_JOB:_ Repeat, exactly and in full, the lines of the listing below, but without any pictures.
— begin DATA FOR PROCESSING —
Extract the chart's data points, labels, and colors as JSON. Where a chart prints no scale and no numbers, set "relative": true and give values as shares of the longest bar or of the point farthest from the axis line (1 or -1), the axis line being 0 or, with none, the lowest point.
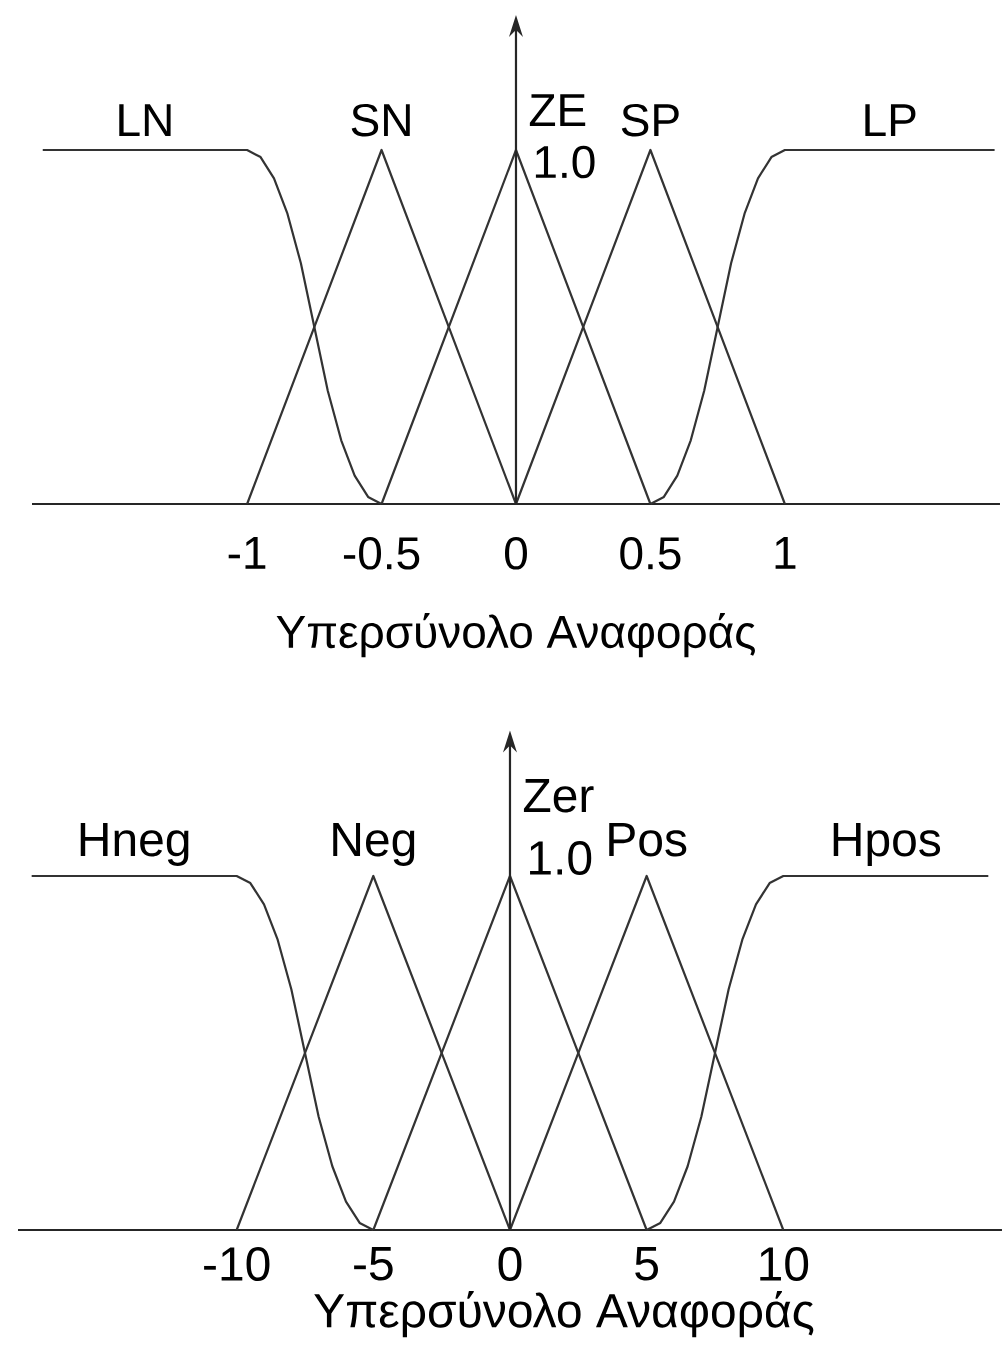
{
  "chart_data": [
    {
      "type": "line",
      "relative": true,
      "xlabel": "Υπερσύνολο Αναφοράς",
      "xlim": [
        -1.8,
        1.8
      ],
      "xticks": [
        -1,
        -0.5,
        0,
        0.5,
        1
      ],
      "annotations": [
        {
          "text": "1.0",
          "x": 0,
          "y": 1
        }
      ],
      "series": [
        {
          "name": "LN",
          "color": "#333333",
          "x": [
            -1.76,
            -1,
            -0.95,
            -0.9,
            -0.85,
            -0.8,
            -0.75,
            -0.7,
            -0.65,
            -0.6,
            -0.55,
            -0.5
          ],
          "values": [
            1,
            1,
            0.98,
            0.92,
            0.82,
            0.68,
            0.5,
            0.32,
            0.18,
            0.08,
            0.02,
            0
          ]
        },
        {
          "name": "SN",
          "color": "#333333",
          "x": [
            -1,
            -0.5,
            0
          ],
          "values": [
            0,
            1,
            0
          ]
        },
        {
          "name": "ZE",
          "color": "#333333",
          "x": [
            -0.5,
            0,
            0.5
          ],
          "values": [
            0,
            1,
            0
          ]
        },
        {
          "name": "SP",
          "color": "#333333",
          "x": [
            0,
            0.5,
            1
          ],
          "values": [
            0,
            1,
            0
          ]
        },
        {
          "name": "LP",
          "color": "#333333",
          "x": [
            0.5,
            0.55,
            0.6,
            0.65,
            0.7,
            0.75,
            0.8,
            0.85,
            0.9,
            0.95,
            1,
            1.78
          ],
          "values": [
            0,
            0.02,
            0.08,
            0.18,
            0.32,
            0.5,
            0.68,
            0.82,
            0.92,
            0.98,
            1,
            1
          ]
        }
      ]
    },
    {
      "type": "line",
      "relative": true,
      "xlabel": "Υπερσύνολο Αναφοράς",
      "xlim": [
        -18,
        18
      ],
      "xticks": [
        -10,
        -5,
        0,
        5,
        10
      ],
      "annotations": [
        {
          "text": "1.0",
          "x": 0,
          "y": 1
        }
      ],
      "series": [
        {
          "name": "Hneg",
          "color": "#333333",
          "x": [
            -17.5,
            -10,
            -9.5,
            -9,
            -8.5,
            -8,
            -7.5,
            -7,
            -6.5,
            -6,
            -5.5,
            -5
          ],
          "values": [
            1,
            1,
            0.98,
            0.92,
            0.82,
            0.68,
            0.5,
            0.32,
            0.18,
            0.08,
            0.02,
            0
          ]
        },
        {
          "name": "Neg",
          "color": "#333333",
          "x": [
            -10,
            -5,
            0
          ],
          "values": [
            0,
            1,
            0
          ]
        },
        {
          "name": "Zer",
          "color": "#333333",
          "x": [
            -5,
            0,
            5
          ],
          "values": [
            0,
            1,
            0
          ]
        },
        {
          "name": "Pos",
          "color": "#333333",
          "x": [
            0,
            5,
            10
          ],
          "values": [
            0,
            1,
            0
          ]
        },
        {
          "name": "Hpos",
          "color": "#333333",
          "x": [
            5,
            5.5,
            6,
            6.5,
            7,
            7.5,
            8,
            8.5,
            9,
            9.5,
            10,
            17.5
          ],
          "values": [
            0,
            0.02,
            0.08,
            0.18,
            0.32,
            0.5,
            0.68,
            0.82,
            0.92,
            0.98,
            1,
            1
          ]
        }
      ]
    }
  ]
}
— end DATA FOR PROCESSING —
_REPLY:_
Extract the chart's data points, labels, and colors as JSON. Where a chart prints no scale and no numbers, set "relative": true and give values as shares of the longest bar or of the point farthest from the axis line (1 or -1), the axis line being 0 or, with none, the lowest point.
{
  "chart_data": [
    {
      "type": "line",
      "relative": true,
      "xlabel": "Υπερσύνολο Αναφοράς",
      "xlim": [
        -1.8,
        1.8
      ],
      "xticks": [
        -1,
        -0.5,
        0,
        0.5,
        1
      ],
      "annotations": [
        {
          "text": "1.0",
          "x": 0,
          "y": 1
        }
      ],
      "series": [
        {
          "name": "LN",
          "color": "#333333",
          "x": [
            -1.76,
            -1,
            -0.95,
            -0.9,
            -0.85,
            -0.8,
            -0.75,
            -0.7,
            -0.65,
            -0.6,
            -0.55,
            -0.5
          ],
          "values": [
            1,
            1,
            0.98,
            0.92,
            0.82,
            0.68,
            0.5,
            0.32,
            0.18,
            0.08,
            0.02,
            0
          ]
        },
        {
          "name": "SN",
          "color": "#333333",
          "x": [
            -1,
            -0.5,
            0
          ],
          "values": [
            0,
            1,
            0
          ]
        },
        {
          "name": "ZE",
          "color": "#333333",
          "x": [
            -0.5,
            0,
            0.5
          ],
          "values": [
            0,
            1,
            0
          ]
        },
        {
          "name": "SP",
          "color": "#333333",
          "x": [
            0,
            0.5,
            1
          ],
          "values": [
            0,
            1,
            0
          ]
        },
        {
          "name": "LP",
          "color": "#333333",
          "x": [
            0.5,
            0.55,
            0.6,
            0.65,
            0.7,
            0.75,
            0.8,
            0.85,
            0.9,
            0.95,
            1,
            1.78
          ],
          "values": [
            0,
            0.02,
            0.08,
            0.18,
            0.32,
            0.5,
            0.68,
            0.82,
            0.92,
            0.98,
            1,
            1
          ]
        }
      ]
    },
    {
      "type": "line",
      "relative": true,
      "xlabel": "Υπερσύνολο Αναφοράς",
      "xlim": [
        -18,
        18
      ],
      "xticks": [
        -10,
        -5,
        0,
        5,
        10
      ],
      "annotations": [
        {
          "text": "1.0",
          "x": 0,
          "y": 1
        }
      ],
      "series": [
        {
          "name": "Hneg",
          "color": "#333333",
          "x": [
            -17.5,
            -10,
            -9.5,
            -9,
            -8.5,
            -8,
            -7.5,
            -7,
            -6.5,
            -6,
            -5.5,
            -5
          ],
          "values": [
            1,
            1,
            0.98,
            0.92,
            0.82,
            0.68,
            0.5,
            0.32,
            0.18,
            0.08,
            0.02,
            0
          ]
        },
        {
          "name": "Neg",
          "color": "#333333",
          "x": [
            -10,
            -5,
            0
          ],
          "values": [
            0,
            1,
            0
          ]
        },
        {
          "name": "Zer",
          "color": "#333333",
          "x": [
            -5,
            0,
            5
          ],
          "values": [
            0,
            1,
            0
          ]
        },
        {
          "name": "Pos",
          "color": "#333333",
          "x": [
            0,
            5,
            10
          ],
          "values": [
            0,
            1,
            0
          ]
        },
        {
          "name": "Hpos",
          "color": "#333333",
          "x": [
            5,
            5.5,
            6,
            6.5,
            7,
            7.5,
            8,
            8.5,
            9,
            9.5,
            10,
            17.5
          ],
          "values": [
            0,
            0.02,
            0.08,
            0.18,
            0.32,
            0.5,
            0.68,
            0.82,
            0.92,
            0.98,
            1,
            1
          ]
        }
      ]
    }
  ]
}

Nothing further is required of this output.